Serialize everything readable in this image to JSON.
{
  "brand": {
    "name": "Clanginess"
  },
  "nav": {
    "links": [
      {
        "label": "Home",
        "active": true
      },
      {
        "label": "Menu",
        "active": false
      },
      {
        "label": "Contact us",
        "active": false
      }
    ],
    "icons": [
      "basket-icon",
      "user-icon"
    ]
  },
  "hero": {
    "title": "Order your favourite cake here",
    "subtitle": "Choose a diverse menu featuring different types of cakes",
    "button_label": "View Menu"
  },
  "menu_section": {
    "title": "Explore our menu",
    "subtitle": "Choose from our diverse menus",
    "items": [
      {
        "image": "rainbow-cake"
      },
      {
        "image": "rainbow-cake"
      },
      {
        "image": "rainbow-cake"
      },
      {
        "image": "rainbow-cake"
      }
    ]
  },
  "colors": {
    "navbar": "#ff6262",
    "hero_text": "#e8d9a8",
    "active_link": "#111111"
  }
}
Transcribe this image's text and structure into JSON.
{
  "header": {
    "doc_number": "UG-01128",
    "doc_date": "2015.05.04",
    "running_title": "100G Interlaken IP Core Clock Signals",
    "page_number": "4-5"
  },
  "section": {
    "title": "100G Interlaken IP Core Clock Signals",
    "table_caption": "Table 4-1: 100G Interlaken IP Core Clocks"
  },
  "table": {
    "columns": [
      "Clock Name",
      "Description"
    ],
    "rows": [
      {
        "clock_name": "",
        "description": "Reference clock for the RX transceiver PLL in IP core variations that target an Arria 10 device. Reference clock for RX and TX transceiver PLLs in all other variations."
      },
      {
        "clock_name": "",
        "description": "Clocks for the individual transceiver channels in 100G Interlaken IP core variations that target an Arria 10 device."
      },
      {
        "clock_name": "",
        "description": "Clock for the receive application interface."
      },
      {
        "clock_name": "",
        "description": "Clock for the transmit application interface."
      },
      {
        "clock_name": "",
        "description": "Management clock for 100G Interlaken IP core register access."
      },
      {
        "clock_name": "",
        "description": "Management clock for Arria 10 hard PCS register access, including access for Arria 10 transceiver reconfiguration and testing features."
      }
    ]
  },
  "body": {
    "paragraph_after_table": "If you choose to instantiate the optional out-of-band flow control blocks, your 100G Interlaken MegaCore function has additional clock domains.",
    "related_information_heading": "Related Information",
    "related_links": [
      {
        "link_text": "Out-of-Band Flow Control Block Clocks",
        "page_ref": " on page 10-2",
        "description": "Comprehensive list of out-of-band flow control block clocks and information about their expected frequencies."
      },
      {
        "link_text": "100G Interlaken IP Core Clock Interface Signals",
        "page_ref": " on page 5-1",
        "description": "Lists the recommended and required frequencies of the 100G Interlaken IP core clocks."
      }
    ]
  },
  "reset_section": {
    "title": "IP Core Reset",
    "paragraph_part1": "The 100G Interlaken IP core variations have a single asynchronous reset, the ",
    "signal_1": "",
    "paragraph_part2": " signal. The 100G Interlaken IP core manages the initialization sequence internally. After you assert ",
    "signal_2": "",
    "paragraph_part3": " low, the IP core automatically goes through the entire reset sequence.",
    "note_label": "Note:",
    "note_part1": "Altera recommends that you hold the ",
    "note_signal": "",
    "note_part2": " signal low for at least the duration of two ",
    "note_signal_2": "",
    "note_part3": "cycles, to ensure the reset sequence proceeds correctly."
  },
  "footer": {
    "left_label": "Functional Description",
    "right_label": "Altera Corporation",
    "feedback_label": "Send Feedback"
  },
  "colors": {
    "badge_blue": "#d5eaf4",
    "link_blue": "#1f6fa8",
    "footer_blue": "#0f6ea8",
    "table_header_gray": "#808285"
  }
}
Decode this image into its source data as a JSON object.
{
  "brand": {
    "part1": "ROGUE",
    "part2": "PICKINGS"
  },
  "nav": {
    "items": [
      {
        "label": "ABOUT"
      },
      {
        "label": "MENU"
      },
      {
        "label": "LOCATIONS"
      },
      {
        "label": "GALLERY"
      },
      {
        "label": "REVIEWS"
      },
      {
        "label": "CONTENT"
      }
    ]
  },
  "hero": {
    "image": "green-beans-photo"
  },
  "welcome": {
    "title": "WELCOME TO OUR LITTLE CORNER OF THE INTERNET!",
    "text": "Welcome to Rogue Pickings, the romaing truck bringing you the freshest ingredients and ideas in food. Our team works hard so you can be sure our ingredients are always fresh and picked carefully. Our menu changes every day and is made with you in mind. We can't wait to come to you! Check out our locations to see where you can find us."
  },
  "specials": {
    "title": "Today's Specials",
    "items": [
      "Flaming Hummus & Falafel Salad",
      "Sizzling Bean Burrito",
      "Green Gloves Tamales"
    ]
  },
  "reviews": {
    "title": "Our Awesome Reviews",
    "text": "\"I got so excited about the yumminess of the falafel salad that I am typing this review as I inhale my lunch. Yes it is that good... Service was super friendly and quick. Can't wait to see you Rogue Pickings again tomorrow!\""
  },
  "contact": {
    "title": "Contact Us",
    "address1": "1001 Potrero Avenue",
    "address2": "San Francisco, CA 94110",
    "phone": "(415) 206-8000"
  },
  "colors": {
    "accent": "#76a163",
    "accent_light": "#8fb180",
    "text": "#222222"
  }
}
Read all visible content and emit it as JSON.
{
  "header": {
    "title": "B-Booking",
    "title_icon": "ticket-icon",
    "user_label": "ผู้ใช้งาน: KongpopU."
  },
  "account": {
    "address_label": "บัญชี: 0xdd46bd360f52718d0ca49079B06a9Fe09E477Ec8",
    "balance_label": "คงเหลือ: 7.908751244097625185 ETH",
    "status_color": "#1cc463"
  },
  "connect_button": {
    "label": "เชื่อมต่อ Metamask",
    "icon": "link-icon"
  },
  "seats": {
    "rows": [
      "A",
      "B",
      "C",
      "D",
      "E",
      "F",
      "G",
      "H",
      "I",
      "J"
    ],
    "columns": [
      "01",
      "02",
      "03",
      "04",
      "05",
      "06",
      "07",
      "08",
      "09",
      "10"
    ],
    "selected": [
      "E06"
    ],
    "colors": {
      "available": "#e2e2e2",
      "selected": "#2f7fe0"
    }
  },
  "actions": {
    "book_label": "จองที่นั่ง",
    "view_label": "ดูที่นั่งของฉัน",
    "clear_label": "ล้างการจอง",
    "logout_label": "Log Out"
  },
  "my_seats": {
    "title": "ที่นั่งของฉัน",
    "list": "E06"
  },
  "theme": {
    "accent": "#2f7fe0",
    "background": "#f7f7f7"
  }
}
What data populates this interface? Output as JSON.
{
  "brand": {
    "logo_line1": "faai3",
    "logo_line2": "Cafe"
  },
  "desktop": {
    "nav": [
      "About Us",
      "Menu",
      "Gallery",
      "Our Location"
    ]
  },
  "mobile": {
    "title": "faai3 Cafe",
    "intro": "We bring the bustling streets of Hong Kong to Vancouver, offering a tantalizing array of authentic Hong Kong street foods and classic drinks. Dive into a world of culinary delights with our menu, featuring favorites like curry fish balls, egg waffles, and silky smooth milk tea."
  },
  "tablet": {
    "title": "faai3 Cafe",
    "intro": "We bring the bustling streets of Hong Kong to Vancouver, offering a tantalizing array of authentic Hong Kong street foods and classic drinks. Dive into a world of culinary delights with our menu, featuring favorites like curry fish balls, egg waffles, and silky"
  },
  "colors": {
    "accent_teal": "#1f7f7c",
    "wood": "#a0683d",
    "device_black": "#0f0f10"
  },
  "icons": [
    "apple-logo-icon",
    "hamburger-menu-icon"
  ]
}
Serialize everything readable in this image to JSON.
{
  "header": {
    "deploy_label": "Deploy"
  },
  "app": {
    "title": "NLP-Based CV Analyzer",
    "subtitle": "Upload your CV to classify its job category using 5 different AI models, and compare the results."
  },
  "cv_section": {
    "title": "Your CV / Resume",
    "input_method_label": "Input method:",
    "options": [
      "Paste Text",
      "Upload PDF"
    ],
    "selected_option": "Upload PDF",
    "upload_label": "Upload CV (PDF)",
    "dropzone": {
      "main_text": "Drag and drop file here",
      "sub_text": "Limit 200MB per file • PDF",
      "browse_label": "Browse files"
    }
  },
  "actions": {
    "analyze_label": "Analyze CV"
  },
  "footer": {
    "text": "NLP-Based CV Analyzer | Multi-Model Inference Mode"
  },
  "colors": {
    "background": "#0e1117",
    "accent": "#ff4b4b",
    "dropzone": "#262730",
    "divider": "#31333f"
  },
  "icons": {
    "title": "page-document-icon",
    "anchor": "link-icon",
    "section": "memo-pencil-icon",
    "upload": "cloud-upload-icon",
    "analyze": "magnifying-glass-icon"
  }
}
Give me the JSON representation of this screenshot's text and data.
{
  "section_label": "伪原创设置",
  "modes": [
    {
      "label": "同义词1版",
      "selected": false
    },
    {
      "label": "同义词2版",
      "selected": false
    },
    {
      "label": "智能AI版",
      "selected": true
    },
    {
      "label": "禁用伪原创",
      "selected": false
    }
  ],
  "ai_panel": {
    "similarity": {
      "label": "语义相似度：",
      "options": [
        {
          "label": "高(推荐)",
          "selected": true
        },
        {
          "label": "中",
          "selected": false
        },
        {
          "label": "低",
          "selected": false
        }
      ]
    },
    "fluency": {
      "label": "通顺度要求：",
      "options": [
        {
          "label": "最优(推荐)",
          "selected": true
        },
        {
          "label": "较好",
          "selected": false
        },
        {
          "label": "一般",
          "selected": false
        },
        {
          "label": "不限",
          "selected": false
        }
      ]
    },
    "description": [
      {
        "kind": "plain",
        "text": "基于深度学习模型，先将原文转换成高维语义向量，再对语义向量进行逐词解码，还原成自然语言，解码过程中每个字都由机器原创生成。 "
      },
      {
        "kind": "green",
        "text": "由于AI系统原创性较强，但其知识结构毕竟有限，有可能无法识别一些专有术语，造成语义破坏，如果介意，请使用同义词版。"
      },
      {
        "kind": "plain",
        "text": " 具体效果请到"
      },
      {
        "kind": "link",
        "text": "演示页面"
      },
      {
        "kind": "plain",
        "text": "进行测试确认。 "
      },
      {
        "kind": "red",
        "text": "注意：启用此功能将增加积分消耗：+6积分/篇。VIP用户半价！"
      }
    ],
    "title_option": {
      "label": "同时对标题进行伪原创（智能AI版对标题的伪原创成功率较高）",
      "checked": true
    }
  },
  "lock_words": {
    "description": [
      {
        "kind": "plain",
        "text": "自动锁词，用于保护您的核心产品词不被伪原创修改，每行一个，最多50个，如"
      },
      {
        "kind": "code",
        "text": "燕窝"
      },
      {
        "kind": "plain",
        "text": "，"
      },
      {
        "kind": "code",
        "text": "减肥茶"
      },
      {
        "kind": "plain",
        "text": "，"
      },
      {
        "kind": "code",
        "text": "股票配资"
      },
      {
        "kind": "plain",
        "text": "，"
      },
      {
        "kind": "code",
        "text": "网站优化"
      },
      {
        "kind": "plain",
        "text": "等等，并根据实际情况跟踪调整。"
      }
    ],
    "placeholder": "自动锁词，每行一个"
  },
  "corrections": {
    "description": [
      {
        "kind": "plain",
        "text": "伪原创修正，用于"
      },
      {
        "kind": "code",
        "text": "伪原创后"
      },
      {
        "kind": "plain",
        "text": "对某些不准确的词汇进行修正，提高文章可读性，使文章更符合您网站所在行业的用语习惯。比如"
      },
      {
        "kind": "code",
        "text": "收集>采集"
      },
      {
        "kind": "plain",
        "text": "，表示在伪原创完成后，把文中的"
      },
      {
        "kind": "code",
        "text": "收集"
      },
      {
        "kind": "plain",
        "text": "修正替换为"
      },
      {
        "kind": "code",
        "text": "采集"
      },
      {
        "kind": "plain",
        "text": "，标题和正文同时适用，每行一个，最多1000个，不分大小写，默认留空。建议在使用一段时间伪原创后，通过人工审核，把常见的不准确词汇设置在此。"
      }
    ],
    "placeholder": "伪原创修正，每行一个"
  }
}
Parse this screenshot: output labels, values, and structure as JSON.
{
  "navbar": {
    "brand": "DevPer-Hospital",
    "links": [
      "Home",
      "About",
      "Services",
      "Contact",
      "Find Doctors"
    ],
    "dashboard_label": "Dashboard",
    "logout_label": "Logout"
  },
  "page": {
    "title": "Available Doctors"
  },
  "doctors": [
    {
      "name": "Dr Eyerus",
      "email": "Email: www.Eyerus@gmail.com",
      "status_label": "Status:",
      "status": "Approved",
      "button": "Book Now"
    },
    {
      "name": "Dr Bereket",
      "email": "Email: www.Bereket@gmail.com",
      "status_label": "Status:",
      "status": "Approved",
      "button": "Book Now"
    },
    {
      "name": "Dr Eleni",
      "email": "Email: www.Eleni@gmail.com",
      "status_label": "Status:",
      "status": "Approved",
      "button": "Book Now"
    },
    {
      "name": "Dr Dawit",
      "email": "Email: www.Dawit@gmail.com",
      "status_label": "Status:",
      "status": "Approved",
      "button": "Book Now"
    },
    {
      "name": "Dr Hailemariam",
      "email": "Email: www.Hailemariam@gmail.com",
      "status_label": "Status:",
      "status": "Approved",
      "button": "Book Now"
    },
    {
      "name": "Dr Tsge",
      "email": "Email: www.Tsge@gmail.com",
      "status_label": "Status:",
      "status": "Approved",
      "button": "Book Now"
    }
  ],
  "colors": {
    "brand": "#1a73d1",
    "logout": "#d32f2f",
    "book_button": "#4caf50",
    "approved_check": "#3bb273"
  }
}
* * * *
• Aim of the exercise:
Find the lines above that include the string "gmail" and copy them.

• Final result:
      "email": "Email: www.Eyerus@gmail.com",
      "email": "Email: www.Bereket@gmail.com",
      "email": "Email: www.Eleni@gmail.com",
      "email": "Email: www.Dawit@gmail.com",
      "email": "Email: www.Hailemariam@gmail.com",
      "email": "Email: www.Tsge@gmail.com",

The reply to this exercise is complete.